Exercise objective: Reproduce each line of the records below word for word, with nothing changed, added, or left out.

# start of Exercise input

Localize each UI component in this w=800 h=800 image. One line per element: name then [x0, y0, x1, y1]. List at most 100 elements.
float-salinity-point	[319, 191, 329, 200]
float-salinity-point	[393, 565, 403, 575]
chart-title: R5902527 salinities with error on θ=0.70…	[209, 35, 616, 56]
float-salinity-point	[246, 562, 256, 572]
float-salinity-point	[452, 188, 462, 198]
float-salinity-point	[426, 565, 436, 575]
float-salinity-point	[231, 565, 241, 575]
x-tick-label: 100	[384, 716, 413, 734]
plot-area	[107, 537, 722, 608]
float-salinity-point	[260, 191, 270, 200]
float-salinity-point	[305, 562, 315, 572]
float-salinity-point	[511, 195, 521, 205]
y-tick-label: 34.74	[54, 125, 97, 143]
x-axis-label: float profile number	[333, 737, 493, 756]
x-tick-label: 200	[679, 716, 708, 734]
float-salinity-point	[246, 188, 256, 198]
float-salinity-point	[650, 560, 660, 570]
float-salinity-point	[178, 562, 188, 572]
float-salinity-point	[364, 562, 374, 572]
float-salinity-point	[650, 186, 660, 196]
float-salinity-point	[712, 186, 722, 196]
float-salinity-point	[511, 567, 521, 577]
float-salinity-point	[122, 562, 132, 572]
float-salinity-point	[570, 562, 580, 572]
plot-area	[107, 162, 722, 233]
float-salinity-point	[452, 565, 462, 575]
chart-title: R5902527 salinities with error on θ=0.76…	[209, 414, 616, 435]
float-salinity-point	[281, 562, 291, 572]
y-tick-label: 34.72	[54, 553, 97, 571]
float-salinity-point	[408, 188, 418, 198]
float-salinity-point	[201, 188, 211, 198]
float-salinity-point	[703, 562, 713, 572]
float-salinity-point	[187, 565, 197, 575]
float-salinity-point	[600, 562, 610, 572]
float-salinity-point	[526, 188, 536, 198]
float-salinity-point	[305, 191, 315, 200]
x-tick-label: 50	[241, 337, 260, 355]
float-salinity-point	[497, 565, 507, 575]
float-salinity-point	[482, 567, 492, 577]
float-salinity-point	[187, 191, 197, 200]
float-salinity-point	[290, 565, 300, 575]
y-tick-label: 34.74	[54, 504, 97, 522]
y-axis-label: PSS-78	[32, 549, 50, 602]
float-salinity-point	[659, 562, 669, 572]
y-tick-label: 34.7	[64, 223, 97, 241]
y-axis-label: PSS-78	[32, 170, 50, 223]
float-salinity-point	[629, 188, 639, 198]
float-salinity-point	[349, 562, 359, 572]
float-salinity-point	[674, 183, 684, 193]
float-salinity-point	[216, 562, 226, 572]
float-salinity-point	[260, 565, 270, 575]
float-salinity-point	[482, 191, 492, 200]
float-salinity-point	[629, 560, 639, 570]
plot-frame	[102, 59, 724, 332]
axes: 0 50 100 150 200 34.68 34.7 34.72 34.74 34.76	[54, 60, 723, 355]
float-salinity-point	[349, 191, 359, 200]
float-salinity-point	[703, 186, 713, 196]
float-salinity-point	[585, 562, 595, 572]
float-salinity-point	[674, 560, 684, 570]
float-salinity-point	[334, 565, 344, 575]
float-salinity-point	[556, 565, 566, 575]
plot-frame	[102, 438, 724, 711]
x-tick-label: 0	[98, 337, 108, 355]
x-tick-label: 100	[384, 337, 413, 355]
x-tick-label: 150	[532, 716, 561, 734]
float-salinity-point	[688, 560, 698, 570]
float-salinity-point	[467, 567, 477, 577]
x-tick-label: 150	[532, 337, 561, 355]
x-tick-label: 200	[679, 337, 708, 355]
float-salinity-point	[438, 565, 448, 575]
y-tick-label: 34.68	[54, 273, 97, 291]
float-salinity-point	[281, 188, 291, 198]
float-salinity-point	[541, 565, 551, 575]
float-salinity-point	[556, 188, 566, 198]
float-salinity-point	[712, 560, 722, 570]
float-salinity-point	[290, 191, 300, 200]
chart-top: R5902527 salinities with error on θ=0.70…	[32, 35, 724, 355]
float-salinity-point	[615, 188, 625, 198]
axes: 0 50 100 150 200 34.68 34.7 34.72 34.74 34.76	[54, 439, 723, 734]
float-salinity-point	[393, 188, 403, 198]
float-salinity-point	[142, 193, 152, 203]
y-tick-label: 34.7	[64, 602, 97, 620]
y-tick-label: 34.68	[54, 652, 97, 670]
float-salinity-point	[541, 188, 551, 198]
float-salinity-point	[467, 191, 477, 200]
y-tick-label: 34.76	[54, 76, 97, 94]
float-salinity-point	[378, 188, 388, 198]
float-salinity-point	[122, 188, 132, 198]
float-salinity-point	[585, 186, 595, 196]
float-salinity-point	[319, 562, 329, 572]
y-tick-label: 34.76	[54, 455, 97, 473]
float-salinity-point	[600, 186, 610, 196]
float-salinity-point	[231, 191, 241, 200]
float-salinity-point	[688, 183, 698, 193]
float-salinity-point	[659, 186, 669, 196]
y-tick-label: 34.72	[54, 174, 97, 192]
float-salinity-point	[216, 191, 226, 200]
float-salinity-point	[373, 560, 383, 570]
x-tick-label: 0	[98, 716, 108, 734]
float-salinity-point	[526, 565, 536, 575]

# end of Exercise input

Result:
Localize each UI component in this w=800 h=800 image. One line per element: name then [x0, y0, x1, y1]. List at most 100 elements.
float-salinity-point	[319, 191, 329, 200]
float-salinity-point	[393, 565, 403, 575]
chart-title: R5902527 salinities with error on θ=0.70…	[209, 35, 616, 56]
float-salinity-point	[246, 562, 256, 572]
float-salinity-point	[452, 188, 462, 198]
float-salinity-point	[426, 565, 436, 575]
float-salinity-point	[231, 565, 241, 575]
x-tick-label: 100	[384, 716, 413, 734]
plot-area	[107, 537, 722, 608]
float-salinity-point	[260, 191, 270, 200]
float-salinity-point	[305, 562, 315, 572]
float-salinity-point	[511, 195, 521, 205]
y-tick-label: 34.74	[54, 125, 97, 143]
x-axis-label: float profile number	[333, 737, 493, 756]
x-tick-label: 200	[679, 716, 708, 734]
float-salinity-point	[246, 188, 256, 198]
float-salinity-point	[650, 560, 660, 570]
float-salinity-point	[178, 562, 188, 572]
float-salinity-point	[364, 562, 374, 572]
float-salinity-point	[650, 186, 660, 196]
float-salinity-point	[712, 186, 722, 196]
float-salinity-point	[511, 567, 521, 577]
float-salinity-point	[122, 562, 132, 572]
float-salinity-point	[570, 562, 580, 572]
plot-area	[107, 162, 722, 233]
float-salinity-point	[452, 565, 462, 575]
chart-title: R5902527 salinities with error on θ=0.76…	[209, 414, 616, 435]
float-salinity-point	[281, 562, 291, 572]
y-tick-label: 34.72	[54, 553, 97, 571]
float-salinity-point	[408, 188, 418, 198]
float-salinity-point	[201, 188, 211, 198]
float-salinity-point	[703, 562, 713, 572]
float-salinity-point	[187, 565, 197, 575]
float-salinity-point	[600, 562, 610, 572]
float-salinity-point	[526, 188, 536, 198]
float-salinity-point	[305, 191, 315, 200]
x-tick-label: 50	[241, 337, 260, 355]
float-salinity-point	[497, 565, 507, 575]
float-salinity-point	[482, 567, 492, 577]
float-salinity-point	[187, 191, 197, 200]
float-salinity-point	[290, 565, 300, 575]
y-tick-label: 34.74	[54, 504, 97, 522]
y-axis-label: PSS-78	[32, 549, 50, 602]
float-salinity-point	[659, 562, 669, 572]
y-tick-label: 34.7	[64, 223, 97, 241]
y-axis-label: PSS-78	[32, 170, 50, 223]
float-salinity-point	[629, 188, 639, 198]
float-salinity-point	[349, 562, 359, 572]
float-salinity-point	[674, 183, 684, 193]
float-salinity-point	[216, 562, 226, 572]
float-salinity-point	[260, 565, 270, 575]
float-salinity-point	[482, 191, 492, 200]
float-salinity-point	[629, 560, 639, 570]
plot-frame	[102, 59, 724, 332]
axes: 0 50 100 150 200 34.68 34.7 34.72 34.74 34.76	[54, 60, 723, 355]
float-salinity-point	[349, 191, 359, 200]
float-salinity-point	[703, 186, 713, 196]
float-salinity-point	[585, 562, 595, 572]
float-salinity-point	[674, 560, 684, 570]
float-salinity-point	[334, 565, 344, 575]
float-salinity-point	[556, 565, 566, 575]
plot-frame	[102, 438, 724, 711]
x-tick-label: 0	[98, 337, 108, 355]
x-tick-label: 100	[384, 337, 413, 355]
x-tick-label: 150	[532, 716, 561, 734]
float-salinity-point	[688, 560, 698, 570]
float-salinity-point	[467, 567, 477, 577]
x-tick-label: 150	[532, 337, 561, 355]
x-tick-label: 200	[679, 337, 708, 355]
float-salinity-point	[438, 565, 448, 575]
y-tick-label: 34.68	[54, 273, 97, 291]
float-salinity-point	[281, 188, 291, 198]
float-salinity-point	[541, 565, 551, 575]
float-salinity-point	[556, 188, 566, 198]
float-salinity-point	[712, 560, 722, 570]
float-salinity-point	[290, 191, 300, 200]
chart-top: R5902527 salinities with error on θ=0.70…	[32, 35, 724, 355]
float-salinity-point	[615, 188, 625, 198]
axes: 0 50 100 150 200 34.68 34.7 34.72 34.74 34.76	[54, 439, 723, 734]
float-salinity-point	[393, 188, 403, 198]
float-salinity-point	[142, 193, 152, 203]
y-tick-label: 34.7	[64, 602, 97, 620]
y-tick-label: 34.68	[54, 652, 97, 670]
float-salinity-point	[541, 188, 551, 198]
float-salinity-point	[467, 191, 477, 200]
y-tick-label: 34.76	[54, 76, 97, 94]
float-salinity-point	[378, 188, 388, 198]
float-salinity-point	[122, 188, 132, 198]
float-salinity-point	[585, 186, 595, 196]
float-salinity-point	[319, 562, 329, 572]
y-tick-label: 34.76	[54, 455, 97, 473]
float-salinity-point	[600, 186, 610, 196]
float-salinity-point	[231, 191, 241, 200]
float-salinity-point	[688, 183, 698, 193]
float-salinity-point	[659, 186, 669, 196]
y-tick-label: 34.72	[54, 174, 97, 192]
float-salinity-point	[216, 191, 226, 200]
float-salinity-point	[373, 560, 383, 570]
x-tick-label: 0	[98, 716, 108, 734]
float-salinity-point	[526, 565, 536, 575]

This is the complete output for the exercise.